===== Data excerpts
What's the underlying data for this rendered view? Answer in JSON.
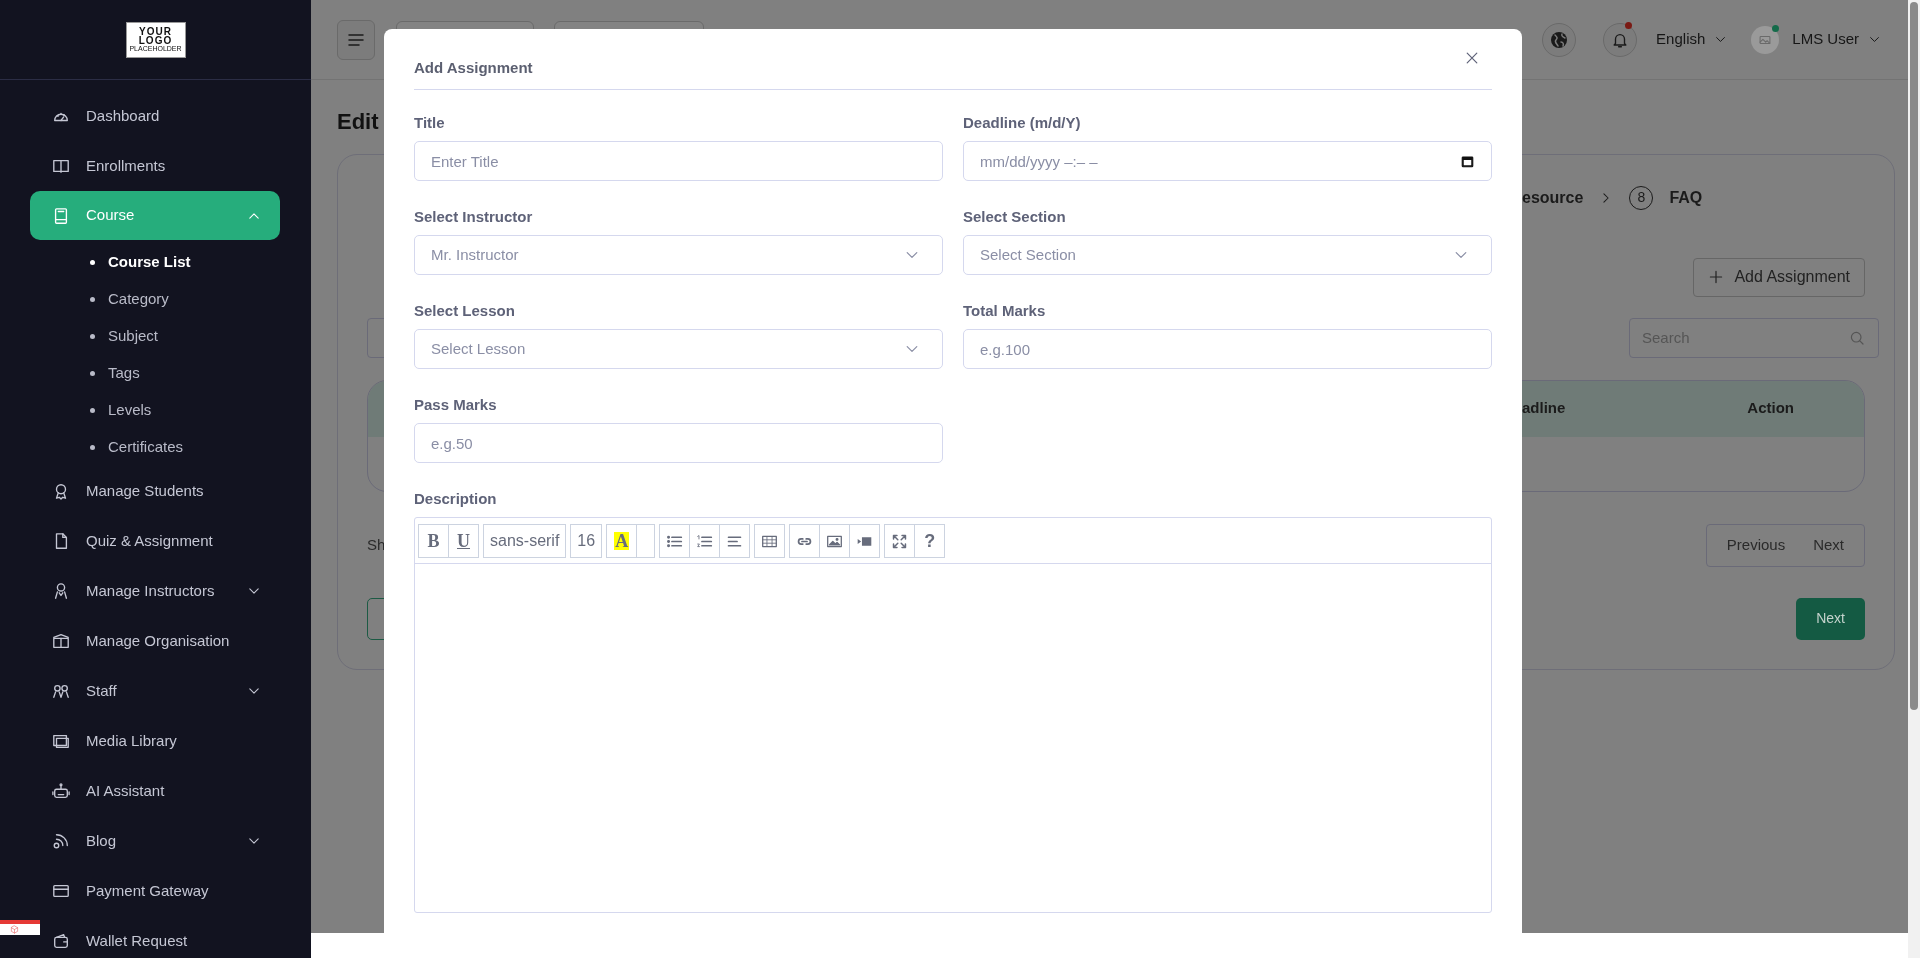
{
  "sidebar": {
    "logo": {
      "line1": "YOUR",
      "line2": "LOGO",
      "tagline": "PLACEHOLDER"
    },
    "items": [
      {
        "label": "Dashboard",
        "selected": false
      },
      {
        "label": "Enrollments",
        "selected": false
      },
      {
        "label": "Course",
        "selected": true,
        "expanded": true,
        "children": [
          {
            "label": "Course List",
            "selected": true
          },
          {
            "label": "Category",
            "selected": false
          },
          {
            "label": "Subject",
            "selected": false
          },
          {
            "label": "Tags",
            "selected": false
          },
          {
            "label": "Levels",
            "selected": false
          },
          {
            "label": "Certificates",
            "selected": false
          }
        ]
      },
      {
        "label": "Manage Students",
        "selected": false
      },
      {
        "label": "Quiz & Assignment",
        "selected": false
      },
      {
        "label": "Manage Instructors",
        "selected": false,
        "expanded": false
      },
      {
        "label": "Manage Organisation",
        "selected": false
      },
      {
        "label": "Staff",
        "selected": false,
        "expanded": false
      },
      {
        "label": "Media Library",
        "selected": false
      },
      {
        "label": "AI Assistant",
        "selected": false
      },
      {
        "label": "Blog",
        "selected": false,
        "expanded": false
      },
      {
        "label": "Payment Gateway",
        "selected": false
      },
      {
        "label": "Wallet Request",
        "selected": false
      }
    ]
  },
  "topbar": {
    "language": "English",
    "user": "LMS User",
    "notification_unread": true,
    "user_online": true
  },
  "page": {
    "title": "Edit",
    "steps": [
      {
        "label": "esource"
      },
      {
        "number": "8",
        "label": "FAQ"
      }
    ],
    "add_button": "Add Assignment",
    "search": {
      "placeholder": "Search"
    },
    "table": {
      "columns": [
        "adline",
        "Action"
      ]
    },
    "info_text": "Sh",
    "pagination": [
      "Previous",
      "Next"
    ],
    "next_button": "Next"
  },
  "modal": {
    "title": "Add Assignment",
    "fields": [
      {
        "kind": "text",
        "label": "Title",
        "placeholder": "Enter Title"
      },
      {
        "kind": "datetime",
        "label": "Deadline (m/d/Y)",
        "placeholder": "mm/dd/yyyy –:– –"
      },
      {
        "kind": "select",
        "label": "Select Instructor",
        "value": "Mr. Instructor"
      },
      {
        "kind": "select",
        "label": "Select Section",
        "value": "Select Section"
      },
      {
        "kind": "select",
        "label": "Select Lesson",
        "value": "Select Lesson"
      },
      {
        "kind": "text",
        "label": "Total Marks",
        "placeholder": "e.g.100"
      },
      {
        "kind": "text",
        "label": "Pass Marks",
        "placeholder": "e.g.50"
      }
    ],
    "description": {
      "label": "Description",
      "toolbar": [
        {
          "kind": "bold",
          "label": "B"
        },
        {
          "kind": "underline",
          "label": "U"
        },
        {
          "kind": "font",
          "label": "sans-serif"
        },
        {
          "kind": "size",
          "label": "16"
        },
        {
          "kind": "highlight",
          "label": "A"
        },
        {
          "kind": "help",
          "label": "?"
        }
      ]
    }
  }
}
==========
▸ **Given exercise**
The records above need to be restated word for word, with the pictures left out.

▸ **Task result**
What's the underlying data for this rendered view? Answer in JSON.
{
  "sidebar": {
    "logo": {
      "line1": "YOUR",
      "line2": "LOGO",
      "tagline": "PLACEHOLDER"
    },
    "items": [
      {
        "label": "Dashboard",
        "selected": false
      },
      {
        "label": "Enrollments",
        "selected": false
      },
      {
        "label": "Course",
        "selected": true,
        "expanded": true,
        "children": [
          {
            "label": "Course List",
            "selected": true
          },
          {
            "label": "Category",
            "selected": false
          },
          {
            "label": "Subject",
            "selected": false
          },
          {
            "label": "Tags",
            "selected": false
          },
          {
            "label": "Levels",
            "selected": false
          },
          {
            "label": "Certificates",
            "selected": false
          }
        ]
      },
      {
        "label": "Manage Students",
        "selected": false
      },
      {
        "label": "Quiz & Assignment",
        "selected": false
      },
      {
        "label": "Manage Instructors",
        "selected": false,
        "expanded": false
      },
      {
        "label": "Manage Organisation",
        "selected": false
      },
      {
        "label": "Staff",
        "selected": false,
        "expanded": false
      },
      {
        "label": "Media Library",
        "selected": false
      },
      {
        "label": "AI Assistant",
        "selected": false
      },
      {
        "label": "Blog",
        "selected": false,
        "expanded": false
      },
      {
        "label": "Payment Gateway",
        "selected": false
      },
      {
        "label": "Wallet Request",
        "selected": false
      }
    ]
  },
  "topbar": {
    "language": "English",
    "user": "LMS User",
    "notification_unread": true,
    "user_online": true
  },
  "page": {
    "title": "Edit",
    "steps": [
      {
        "label": "esource"
      },
      {
        "number": "8",
        "label": "FAQ"
      }
    ],
    "add_button": "Add Assignment",
    "search": {
      "placeholder": "Search"
    },
    "table": {
      "columns": [
        "adline",
        "Action"
      ]
    },
    "info_text": "Sh",
    "pagination": [
      "Previous",
      "Next"
    ],
    "next_button": "Next"
  },
  "modal": {
    "title": "Add Assignment",
    "fields": [
      {
        "kind": "text",
        "label": "Title",
        "placeholder": "Enter Title"
      },
      {
        "kind": "datetime",
        "label": "Deadline (m/d/Y)",
        "placeholder": "mm/dd/yyyy –:– –"
      },
      {
        "kind": "select",
        "label": "Select Instructor",
        "value": "Mr. Instructor"
      },
      {
        "kind": "select",
        "label": "Select Section",
        "value": "Select Section"
      },
      {
        "kind": "select",
        "label": "Select Lesson",
        "value": "Select Lesson"
      },
      {
        "kind": "text",
        "label": "Total Marks",
        "placeholder": "e.g.100"
      },
      {
        "kind": "text",
        "label": "Pass Marks",
        "placeholder": "e.g.50"
      }
    ],
    "description": {
      "label": "Description",
      "toolbar": [
        {
          "kind": "bold",
          "label": "B"
        },
        {
          "kind": "underline",
          "label": "U"
        },
        {
          "kind": "font",
          "label": "sans-serif"
        },
        {
          "kind": "size",
          "label": "16"
        },
        {
          "kind": "highlight",
          "label": "A"
        },
        {
          "kind": "help",
          "label": "?"
        }
      ]
    }
  }
}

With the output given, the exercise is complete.